Extract all lines that hold "Odisha" from the records below.

*** EXERCISE DATA

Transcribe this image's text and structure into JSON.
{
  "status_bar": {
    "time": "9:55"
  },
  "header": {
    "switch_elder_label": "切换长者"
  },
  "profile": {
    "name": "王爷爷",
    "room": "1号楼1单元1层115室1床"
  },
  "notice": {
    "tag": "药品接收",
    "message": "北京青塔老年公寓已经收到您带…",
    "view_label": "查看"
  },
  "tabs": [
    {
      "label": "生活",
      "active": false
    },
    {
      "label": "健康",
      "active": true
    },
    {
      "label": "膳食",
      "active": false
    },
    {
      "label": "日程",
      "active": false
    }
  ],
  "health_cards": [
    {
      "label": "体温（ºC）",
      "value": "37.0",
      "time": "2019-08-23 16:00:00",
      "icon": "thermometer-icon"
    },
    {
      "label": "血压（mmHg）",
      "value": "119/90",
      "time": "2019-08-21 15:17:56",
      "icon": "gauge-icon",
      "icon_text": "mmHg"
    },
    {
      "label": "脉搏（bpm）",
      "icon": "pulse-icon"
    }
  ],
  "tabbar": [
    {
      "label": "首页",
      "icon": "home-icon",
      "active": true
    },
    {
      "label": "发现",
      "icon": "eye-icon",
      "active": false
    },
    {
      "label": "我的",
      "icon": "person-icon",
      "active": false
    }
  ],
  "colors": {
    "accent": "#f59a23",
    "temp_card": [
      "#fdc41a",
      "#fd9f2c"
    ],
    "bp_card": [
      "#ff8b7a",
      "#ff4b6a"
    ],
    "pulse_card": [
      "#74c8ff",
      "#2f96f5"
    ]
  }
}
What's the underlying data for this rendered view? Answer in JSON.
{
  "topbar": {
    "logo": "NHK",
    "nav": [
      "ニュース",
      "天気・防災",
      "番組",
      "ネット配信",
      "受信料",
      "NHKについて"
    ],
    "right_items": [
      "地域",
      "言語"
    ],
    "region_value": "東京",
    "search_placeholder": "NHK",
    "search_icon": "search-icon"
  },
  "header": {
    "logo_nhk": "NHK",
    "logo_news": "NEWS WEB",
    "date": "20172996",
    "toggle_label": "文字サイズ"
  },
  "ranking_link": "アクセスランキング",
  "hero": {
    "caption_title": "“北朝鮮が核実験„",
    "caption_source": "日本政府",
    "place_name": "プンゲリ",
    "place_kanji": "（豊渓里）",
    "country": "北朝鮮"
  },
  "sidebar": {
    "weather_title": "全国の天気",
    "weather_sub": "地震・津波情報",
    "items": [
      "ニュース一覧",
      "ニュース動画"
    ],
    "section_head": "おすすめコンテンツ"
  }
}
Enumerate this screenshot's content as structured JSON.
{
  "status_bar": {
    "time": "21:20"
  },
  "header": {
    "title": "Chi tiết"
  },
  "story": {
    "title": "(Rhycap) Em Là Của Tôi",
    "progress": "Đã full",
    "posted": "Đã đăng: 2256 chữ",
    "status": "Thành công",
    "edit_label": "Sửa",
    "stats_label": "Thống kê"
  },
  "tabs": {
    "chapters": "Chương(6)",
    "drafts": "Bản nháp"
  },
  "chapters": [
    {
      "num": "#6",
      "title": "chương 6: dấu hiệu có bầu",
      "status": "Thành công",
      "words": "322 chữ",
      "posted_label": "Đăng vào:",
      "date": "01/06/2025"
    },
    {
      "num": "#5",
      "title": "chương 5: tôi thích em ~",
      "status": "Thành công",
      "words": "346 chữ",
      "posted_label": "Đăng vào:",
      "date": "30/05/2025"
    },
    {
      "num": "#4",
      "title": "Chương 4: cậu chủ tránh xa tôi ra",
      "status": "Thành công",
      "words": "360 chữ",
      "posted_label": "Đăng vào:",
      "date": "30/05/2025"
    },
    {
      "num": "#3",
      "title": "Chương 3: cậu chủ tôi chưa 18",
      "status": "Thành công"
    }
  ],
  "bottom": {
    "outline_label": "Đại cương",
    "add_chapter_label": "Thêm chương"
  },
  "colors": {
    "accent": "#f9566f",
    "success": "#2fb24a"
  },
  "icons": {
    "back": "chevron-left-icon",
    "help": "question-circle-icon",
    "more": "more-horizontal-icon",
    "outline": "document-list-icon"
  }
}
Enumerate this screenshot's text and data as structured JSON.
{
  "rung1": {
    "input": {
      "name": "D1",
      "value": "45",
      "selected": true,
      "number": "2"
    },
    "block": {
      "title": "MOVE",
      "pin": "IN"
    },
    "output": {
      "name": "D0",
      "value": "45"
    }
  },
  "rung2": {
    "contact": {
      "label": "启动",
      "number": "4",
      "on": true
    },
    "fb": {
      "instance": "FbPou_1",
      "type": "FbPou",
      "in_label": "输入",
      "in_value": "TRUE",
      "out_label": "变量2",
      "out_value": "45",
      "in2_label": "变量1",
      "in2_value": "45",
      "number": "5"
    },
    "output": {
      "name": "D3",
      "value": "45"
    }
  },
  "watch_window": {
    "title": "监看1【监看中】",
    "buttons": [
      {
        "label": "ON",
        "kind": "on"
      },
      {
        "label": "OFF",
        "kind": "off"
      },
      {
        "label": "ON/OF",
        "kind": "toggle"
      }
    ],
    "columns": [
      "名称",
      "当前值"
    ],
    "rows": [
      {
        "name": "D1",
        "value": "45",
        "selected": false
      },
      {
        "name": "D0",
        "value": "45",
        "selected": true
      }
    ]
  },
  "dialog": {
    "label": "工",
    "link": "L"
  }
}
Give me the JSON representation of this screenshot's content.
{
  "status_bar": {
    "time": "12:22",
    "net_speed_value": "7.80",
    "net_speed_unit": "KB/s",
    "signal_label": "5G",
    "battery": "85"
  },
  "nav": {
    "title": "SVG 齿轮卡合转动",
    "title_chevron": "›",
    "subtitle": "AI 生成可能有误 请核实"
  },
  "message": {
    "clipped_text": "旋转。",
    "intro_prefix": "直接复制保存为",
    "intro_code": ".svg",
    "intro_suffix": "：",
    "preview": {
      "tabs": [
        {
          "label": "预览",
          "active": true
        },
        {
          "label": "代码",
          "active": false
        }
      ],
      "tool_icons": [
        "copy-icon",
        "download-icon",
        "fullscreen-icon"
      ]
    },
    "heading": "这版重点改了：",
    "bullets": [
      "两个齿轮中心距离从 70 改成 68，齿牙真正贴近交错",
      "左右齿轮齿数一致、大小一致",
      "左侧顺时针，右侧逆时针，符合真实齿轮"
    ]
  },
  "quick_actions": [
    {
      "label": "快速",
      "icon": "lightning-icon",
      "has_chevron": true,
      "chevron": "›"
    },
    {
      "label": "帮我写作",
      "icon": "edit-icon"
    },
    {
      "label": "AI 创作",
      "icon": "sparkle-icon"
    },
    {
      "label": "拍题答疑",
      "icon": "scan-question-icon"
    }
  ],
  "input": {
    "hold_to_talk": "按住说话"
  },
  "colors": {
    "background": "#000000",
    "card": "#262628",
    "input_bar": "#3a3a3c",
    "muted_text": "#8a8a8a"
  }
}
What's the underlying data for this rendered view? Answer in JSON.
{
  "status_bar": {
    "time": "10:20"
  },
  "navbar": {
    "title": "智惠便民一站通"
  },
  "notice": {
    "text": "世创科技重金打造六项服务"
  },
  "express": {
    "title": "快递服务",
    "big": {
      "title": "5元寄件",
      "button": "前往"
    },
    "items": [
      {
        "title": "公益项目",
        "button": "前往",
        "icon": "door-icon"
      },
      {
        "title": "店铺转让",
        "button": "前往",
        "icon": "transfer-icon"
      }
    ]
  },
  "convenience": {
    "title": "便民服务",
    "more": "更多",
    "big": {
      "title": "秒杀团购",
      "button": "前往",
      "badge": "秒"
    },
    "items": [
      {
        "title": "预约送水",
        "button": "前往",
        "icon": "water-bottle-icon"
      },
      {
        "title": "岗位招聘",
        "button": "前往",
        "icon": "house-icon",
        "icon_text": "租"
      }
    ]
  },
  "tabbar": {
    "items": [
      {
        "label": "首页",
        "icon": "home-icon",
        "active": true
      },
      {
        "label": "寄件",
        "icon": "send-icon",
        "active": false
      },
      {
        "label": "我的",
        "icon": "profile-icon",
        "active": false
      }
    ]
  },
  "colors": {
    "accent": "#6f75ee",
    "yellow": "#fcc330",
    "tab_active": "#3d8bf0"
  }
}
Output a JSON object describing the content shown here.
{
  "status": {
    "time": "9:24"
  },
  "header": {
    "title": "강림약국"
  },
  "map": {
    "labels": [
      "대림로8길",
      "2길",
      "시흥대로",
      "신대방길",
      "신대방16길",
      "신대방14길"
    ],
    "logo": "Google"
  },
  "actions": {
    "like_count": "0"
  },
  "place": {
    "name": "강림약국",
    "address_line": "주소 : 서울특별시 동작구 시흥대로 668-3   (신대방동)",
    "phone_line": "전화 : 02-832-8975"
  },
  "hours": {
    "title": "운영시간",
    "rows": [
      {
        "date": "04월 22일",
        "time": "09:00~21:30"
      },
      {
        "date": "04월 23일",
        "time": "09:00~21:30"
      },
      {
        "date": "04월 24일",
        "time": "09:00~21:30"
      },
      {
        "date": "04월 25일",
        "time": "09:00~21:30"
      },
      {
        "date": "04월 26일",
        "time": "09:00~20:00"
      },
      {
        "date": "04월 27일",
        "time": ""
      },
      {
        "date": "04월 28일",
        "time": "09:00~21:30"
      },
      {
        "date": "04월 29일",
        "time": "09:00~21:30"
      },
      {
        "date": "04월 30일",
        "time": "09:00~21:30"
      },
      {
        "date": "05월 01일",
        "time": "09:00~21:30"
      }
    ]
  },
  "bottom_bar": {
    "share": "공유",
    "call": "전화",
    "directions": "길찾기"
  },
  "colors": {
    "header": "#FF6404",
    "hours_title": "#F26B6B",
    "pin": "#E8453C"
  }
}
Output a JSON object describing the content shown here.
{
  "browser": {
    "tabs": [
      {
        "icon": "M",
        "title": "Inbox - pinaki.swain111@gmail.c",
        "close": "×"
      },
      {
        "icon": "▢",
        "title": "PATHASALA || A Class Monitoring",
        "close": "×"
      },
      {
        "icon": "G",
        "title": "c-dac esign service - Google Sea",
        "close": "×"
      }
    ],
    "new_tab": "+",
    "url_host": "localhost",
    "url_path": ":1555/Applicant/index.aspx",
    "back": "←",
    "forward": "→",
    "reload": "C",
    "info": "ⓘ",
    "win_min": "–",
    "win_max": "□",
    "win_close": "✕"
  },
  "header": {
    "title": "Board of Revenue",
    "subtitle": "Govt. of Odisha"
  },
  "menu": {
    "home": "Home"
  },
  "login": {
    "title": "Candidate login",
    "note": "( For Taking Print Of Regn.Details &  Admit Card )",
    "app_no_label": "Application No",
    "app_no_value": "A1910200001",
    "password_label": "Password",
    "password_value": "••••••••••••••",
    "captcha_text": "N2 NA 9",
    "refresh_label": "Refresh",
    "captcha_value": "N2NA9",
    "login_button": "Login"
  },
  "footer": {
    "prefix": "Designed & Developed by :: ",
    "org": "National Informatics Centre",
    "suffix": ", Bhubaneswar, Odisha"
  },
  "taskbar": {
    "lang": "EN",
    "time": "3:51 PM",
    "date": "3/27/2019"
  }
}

******

_WRITTEN REPLY_.
    "subtitle": "Govt. of Odisha"
    "suffix": ", Bhubaneswar, Odisha"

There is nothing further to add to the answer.